Extracted data entries

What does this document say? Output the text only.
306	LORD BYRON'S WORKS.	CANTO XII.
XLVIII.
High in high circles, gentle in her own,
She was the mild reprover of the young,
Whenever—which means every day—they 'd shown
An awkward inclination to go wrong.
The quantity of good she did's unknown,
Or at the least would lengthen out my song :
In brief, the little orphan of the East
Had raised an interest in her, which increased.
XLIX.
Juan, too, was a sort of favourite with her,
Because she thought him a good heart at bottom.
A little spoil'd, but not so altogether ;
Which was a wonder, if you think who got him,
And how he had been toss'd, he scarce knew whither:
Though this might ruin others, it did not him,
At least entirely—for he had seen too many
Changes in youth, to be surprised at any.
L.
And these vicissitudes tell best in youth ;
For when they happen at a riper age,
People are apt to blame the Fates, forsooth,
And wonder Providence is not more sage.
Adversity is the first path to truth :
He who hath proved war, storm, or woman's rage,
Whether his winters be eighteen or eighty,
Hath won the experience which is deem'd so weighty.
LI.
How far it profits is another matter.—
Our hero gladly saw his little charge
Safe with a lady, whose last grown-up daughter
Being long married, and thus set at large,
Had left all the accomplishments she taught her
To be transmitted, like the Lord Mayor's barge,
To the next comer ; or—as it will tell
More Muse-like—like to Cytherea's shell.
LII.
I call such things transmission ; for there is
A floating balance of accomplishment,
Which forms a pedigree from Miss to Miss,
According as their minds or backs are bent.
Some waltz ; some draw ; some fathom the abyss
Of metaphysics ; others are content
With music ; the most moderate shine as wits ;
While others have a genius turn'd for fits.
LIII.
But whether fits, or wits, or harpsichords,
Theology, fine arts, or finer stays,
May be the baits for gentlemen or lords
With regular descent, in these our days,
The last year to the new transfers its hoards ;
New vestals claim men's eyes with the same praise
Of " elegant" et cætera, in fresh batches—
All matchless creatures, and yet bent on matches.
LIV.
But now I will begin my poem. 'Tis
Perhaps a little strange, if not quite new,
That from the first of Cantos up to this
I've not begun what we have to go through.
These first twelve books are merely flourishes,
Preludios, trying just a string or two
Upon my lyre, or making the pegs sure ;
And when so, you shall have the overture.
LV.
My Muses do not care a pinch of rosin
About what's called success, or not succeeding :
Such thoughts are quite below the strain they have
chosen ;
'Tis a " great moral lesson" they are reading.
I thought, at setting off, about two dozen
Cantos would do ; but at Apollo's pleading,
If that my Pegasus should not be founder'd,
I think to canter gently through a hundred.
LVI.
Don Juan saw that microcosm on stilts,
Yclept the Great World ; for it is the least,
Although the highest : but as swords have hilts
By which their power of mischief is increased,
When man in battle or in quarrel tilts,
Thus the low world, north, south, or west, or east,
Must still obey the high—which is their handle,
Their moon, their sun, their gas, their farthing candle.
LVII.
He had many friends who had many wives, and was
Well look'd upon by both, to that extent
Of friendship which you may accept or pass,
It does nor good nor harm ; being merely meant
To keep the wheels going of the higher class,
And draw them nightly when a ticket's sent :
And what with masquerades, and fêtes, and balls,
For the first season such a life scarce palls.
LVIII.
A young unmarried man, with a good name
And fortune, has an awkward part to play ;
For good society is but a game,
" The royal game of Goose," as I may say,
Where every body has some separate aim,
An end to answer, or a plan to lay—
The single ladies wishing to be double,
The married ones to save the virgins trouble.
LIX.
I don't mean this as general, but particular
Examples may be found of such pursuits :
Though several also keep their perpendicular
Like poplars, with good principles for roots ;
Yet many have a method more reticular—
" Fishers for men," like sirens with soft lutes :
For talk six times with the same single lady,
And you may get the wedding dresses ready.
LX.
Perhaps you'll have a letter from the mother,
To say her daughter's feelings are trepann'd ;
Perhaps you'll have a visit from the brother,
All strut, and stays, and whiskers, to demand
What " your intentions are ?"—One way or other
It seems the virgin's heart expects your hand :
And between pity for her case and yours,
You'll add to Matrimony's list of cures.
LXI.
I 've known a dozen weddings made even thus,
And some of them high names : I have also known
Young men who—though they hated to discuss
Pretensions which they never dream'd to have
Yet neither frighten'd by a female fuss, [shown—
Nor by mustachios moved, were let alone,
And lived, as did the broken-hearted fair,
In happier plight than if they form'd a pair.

• [Your task] Please restate the whole listing word for word.

• [Solution]
What does this document say? Output the text only.
306	LORD BYRON'S WORKS.	CANTO XII.
XLVIII.
High in high circles, gentle in her own,
She was the mild reprover of the young,
Whenever—which means every day—they 'd shown
An awkward inclination to go wrong.
The quantity of good she did's unknown,
Or at the least would lengthen out my song :
In brief, the little orphan of the East
Had raised an interest in her, which increased.
XLIX.
Juan, too, was a sort of favourite with her,
Because she thought him a good heart at bottom.
A little spoil'd, but not so altogether ;
Which was a wonder, if you think who got him,
And how he had been toss'd, he scarce knew whither:
Though this might ruin others, it did not him,
At least entirely—for he had seen too many
Changes in youth, to be surprised at any.
L.
And these vicissitudes tell best in youth ;
For when they happen at a riper age,
People are apt to blame the Fates, forsooth,
And wonder Providence is not more sage.
Adversity is the first path to truth :
He who hath proved war, storm, or woman's rage,
Whether his winters be eighteen or eighty,
Hath won the experience which is deem'd so weighty.
LI.
How far it profits is another matter.—
Our hero gladly saw his little charge
Safe with a lady, whose last grown-up daughter
Being long married, and thus set at large,
Had left all the accomplishments she taught her
To be transmitted, like the Lord Mayor's barge,
To the next comer ; or—as it will tell
More Muse-like—like to Cytherea's shell.
LII.
I call such things transmission ; for there is
A floating balance of accomplishment,
Which forms a pedigree from Miss to Miss,
According as their minds or backs are bent.
Some waltz ; some draw ; some fathom the abyss
Of metaphysics ; others are content
With music ; the most moderate shine as wits ;
While others have a genius turn'd for fits.
LIII.
But whether fits, or wits, or harpsichords,
Theology, fine arts, or finer stays,
May be the baits for gentlemen or lords
With regular descent, in these our days,
The last year to the new transfers its hoards ;
New vestals claim men's eyes with the same praise
Of " elegant" et cætera, in fresh batches—
All matchless creatures, and yet bent on matches.
LIV.
But now I will begin my poem. 'Tis
Perhaps a little strange, if not quite new,
That from the first of Cantos up to this
I've not begun what we have to go through.
These first twelve books are merely flourishes,
Preludios, trying just a string or two
Upon my lyre, or making the pegs sure ;
And when so, you shall have the overture.
LV.
My Muses do not care a pinch of rosin
About what's called success, or not succeeding :
Such thoughts are quite below the strain they have
chosen ;
'Tis a " great moral lesson" they are reading.
I thought, at setting off, about two dozen
Cantos would do ; but at Apollo's pleading,
If that my Pegasus should not be founder'd,
I think to canter gently through a hundred.
LVI.
Don Juan saw that microcosm on stilts,
Yclept the Great World ; for it is the least,
Although the highest : but as swords have hilts
By which their power of mischief is increased,
When man in battle or in quarrel tilts,
Thus the low world, north, south, or west, or east,
Must still obey the high—which is their handle,
Their moon, their sun, their gas, their farthing candle.
LVII.
He had many friends who had many wives, and was
Well look'd upon by both, to that extent
Of friendship which you may accept or pass,
It does nor good nor harm ; being merely meant
To keep the wheels going of the higher class,
And draw them nightly when a ticket's sent :
And what with masquerades, and fêtes, and balls,
For the first season such a life scarce palls.
LVIII.
A young unmarried man, with a good name
And fortune, has an awkward part to play ;
For good society is but a game,
" The royal game of Goose," as I may say,
Where every body has some separate aim,
An end to answer, or a plan to lay—
The single ladies wishing to be double,
The married ones to save the virgins trouble.
LIX.
I don't mean this as general, but particular
Examples may be found of such pursuits :
Though several also keep their perpendicular
Like poplars, with good principles for roots ;
Yet many have a method more reticular—
" Fishers for men," like sirens with soft lutes :
For talk six times with the same single lady,
And you may get the wedding dresses ready.
LX.
Perhaps you'll have a letter from the mother,
To say her daughter's feelings are trepann'd ;
Perhaps you'll have a visit from the brother,
All strut, and stays, and whiskers, to demand
What " your intentions are ?"—One way or other
It seems the virgin's heart expects your hand :
And between pity for her case and yours,
You'll add to Matrimony's list of cures.
LXI.
I 've known a dozen weddings made even thus,
And some of them high names : I have also known
Young men who—though they hated to discuss
Pretensions which they never dream'd to have
Yet neither frighten'd by a female fuss, [shown—
Nor by mustachios moved, were let alone,
And lived, as did the broken-hearted fair,
In happier plight than if they form'd a pair.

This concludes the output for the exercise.